- _Goal_
In the listing below, count the lines containing the string "icon" and state only the number.

- _Dataset records_
════════════════

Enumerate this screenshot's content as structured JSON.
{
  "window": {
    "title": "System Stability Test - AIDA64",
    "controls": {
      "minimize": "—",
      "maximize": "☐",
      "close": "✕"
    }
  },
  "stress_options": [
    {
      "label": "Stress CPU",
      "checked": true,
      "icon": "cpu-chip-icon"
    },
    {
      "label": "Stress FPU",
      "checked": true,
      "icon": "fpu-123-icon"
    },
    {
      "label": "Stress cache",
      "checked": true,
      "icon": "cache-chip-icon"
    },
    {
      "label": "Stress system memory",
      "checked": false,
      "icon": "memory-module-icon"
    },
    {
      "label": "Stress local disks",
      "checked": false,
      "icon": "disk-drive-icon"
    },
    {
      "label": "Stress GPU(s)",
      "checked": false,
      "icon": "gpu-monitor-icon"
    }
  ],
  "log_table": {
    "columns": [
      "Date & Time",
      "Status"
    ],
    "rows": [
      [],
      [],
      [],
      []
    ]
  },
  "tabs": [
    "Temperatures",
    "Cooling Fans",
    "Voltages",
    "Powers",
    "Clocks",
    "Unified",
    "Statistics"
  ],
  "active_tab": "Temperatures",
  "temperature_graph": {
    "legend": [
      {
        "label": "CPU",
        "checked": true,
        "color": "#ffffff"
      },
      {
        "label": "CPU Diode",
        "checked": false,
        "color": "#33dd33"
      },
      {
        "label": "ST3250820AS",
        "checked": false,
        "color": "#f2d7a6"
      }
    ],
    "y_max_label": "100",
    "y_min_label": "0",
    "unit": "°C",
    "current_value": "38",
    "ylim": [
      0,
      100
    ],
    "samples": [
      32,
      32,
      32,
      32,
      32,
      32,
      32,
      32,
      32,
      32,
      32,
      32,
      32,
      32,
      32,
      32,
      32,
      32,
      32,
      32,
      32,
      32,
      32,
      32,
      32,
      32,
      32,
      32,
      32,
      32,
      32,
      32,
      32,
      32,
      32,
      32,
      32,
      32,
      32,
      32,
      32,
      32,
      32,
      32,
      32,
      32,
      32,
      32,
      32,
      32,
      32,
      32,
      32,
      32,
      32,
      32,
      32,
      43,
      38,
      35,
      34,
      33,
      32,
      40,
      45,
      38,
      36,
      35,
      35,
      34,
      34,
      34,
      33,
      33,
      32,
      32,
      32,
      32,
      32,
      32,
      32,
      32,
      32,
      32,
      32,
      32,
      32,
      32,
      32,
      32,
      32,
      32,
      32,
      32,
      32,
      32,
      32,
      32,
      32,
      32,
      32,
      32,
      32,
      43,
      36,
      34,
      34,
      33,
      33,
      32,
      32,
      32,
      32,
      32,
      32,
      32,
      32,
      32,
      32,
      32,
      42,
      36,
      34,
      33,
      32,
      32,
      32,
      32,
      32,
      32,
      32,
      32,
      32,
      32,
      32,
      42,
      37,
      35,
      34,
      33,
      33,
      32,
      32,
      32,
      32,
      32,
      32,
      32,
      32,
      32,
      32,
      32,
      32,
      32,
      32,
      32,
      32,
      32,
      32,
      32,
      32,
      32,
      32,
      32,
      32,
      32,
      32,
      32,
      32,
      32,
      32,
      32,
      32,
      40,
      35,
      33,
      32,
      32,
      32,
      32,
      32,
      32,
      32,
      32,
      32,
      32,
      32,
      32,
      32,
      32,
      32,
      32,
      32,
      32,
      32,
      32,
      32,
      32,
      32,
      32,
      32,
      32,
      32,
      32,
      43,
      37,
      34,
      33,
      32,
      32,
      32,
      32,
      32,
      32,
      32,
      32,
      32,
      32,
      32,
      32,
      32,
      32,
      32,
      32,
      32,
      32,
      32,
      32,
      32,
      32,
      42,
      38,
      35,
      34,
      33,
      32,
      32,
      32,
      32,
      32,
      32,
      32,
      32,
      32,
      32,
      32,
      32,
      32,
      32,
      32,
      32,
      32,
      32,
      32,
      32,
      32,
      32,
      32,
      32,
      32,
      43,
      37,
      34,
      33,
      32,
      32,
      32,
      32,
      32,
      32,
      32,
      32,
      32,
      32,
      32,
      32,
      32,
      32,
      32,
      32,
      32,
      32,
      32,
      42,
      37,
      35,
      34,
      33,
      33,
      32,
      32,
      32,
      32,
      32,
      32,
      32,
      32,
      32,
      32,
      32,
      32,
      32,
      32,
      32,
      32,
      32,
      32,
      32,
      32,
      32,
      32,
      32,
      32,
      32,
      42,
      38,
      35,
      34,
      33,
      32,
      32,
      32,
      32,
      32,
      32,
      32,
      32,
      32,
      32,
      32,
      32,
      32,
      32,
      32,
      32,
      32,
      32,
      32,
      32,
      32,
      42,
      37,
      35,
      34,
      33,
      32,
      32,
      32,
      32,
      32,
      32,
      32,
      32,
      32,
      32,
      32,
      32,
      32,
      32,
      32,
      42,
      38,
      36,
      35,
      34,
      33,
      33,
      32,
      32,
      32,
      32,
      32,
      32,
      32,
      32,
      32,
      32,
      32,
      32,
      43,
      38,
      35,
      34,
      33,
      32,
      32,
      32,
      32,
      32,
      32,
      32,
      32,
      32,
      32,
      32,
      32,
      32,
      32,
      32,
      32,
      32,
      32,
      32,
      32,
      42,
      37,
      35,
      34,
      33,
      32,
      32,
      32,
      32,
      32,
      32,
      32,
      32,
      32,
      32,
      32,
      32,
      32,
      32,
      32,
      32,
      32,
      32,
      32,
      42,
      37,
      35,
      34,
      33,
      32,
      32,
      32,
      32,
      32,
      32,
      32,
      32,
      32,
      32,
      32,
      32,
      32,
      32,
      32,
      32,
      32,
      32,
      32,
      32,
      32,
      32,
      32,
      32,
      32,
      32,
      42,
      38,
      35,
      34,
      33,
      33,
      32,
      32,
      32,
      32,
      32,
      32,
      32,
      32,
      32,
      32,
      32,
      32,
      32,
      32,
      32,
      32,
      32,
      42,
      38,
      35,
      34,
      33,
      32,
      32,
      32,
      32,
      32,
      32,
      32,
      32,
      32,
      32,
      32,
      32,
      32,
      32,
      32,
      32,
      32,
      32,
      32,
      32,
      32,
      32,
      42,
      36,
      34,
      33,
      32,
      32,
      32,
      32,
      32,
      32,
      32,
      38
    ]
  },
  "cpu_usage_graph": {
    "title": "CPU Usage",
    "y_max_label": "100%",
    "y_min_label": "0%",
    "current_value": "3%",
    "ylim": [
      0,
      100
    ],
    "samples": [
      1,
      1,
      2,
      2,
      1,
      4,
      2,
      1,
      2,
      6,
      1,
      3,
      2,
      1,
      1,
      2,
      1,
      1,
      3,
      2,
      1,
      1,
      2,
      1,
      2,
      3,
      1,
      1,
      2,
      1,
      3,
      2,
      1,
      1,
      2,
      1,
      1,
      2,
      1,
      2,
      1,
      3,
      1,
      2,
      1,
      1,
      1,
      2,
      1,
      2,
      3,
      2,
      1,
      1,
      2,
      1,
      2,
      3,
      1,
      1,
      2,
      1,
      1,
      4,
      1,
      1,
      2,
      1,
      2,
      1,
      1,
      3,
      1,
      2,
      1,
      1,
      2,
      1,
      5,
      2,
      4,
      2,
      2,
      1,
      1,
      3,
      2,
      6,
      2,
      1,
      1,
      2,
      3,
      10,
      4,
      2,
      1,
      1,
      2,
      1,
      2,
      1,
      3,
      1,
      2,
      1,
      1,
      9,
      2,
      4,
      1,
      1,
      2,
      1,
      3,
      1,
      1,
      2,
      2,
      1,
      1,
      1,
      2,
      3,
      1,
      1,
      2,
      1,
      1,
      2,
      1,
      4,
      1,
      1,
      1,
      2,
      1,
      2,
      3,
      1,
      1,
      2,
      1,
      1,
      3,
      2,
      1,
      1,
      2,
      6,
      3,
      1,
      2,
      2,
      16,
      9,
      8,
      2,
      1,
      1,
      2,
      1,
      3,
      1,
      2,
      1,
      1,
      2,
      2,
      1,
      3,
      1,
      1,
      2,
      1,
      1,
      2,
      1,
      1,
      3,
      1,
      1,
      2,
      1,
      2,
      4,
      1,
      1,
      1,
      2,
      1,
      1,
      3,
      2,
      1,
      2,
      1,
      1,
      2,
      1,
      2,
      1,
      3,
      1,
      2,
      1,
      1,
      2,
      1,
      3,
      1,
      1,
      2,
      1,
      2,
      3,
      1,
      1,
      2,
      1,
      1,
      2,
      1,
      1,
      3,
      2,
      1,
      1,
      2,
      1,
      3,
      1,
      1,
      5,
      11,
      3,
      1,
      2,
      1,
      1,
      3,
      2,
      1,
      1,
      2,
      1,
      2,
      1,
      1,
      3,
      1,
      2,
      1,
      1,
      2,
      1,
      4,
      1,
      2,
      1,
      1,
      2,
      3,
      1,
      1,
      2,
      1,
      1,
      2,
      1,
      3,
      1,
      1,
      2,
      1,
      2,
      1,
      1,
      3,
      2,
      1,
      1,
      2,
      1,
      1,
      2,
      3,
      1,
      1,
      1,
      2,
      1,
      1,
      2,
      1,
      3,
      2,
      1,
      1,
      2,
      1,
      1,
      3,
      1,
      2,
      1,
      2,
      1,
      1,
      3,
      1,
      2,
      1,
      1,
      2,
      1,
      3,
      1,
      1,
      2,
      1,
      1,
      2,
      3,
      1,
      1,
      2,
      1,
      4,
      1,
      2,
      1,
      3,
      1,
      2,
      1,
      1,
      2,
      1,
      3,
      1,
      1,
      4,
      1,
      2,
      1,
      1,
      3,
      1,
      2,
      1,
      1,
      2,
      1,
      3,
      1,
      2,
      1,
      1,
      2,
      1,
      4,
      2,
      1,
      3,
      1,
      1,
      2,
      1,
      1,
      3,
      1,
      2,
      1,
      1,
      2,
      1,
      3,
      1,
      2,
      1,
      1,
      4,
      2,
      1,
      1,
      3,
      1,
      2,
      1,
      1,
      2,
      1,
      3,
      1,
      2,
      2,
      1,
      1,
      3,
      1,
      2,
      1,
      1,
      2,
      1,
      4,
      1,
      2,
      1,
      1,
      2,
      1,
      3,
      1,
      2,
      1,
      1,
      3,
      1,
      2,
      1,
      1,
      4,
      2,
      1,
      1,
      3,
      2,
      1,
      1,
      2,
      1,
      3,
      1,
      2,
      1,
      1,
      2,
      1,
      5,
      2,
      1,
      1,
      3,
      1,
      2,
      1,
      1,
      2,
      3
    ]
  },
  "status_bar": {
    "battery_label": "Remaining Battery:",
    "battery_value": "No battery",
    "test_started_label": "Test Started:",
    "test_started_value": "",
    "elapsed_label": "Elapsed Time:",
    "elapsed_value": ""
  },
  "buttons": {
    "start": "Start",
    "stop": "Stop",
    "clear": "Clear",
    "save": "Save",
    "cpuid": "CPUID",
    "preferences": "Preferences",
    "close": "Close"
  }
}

════════════════

- _Completed exercise_
6